======== RECORD SET

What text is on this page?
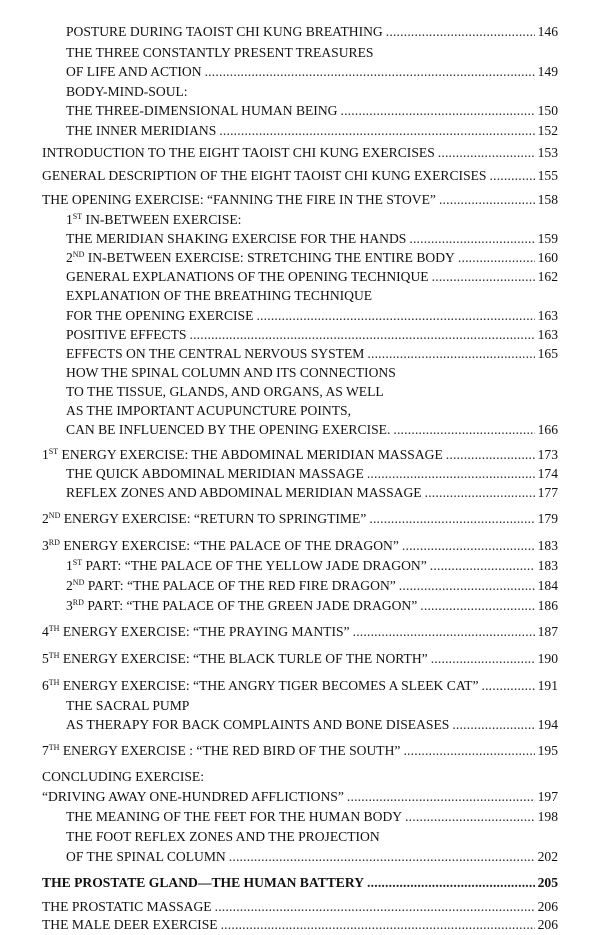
POSTURE DURING TAOIST CHI KUNG BREATHING . . .	146
THE THREE CONSTANTLY PRESENT TREASURES
OF LIFE AND ACTION . . .	149
BODY-MIND-SOUL:
THE THREE-DIMENSIONAL HUMAN BEING . . .	150
THE INNER MERIDIANS . . .	152
INTRODUCTION TO THE EIGHT TAOIST CHI KUNG EXERCISES . . .	153
GENERAL DESCRIPTION OF THE EIGHT TAOIST CHI KUNG EXERCISES . . .	155
THE OPENING EXERCISE: “FANNING THE FIRE IN THE STOVE” . . .	158
1ST IN-BETWEEN EXERCISE:
THE MERIDIAN SHAKING EXERCISE FOR THE HANDS . . .	159
2ND IN-BETWEEN EXERCISE: STRETCHING THE ENTIRE BODY . . .	160
GENERAL EXPLANATIONS OF THE OPENING TECHNIQUE . . .	162
EXPLANATION OF THE BREATHING TECHNIQUE
FOR THE OPENING EXERCISE . . .	163
POSITIVE EFFECTS . . .	163
EFFECTS ON THE CENTRAL NERVOUS SYSTEM . . .	165
HOW THE SPINAL COLUMN AND ITS CONNECTIONS
TO THE TISSUE, GLANDS, AND ORGANS, AS WELL
AS THE IMPORTANT ACUPUNCTURE POINTS,
CAN BE INFLUENCED BY THE OPENING EXERCISE. . . .	166
1ST ENERGY EXERCISE: THE ABDOMINAL MERIDIAN MASSAGE . . .	173
THE QUICK ABDOMINAL MERIDIAN MASSAGE . . .	174
REFLEX ZONES AND ABDOMINAL MERIDIAN MASSAGE . . .	177
2ND ENERGY EXERCISE: “RETURN TO SPRINGTIME” . . .	179
3RD ENERGY EXERCISE: “THE PALACE OF THE DRAGON” . . .	183
1ST PART: “THE PALACE OF THE YELLOW JADE DRAGON” . . .	183
2ND PART: “THE PALACE OF THE RED FIRE DRAGON” . . .	184
3RD PART: “THE PALACE OF THE GREEN JADE DRAGON” . . .	186
4TH ENERGY EXERCISE: “THE PRAYING MANTIS” . . .	187
5TH ENERGY EXERCISE: “THE BLACK TURLE OF THE NORTH” . . .	190
6TH ENERGY EXERCISE: “THE ANGRY TIGER BECOMES A SLEEK CAT” . . .	191
THE SACRAL PUMP
AS THERAPY FOR BACK COMPLAINTS AND BONE DISEASES . . .	194
7TH ENERGY EXERCISE : “THE RED BIRD OF THE SOUTH” . . .	195
CONCLUDING EXERCISE:
“DRIVING AWAY ONE-HUNDRED AFFLICTIONS” . . .	197
THE MEANING OF THE FEET FOR THE HUMAN BODY . . .	198
THE FOOT REFLEX ZONES AND THE PROJECTION
OF THE SPINAL COLUMN . . .	202
THE PROSTATE GLAND—THE HUMAN BATTERY . . .	205
THE PROSTATIC MASSAGE . . .	206
THE MALE DEER EXERCISE . . .	206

================

| GIVEN REQUEST |
Locate the string "OPENING" in the listing above and copy every line where it occurs.

| ANSWER |
THE OPENING EXERCISE: “FANNING THE FIRE IN THE STOVE” . . .	158
GENERAL EXPLANATIONS OF THE OPENING TECHNIQUE . . .	162
FOR THE OPENING EXERCISE . . .	163
CAN BE INFLUENCED BY THE OPENING EXERCISE. . . .	166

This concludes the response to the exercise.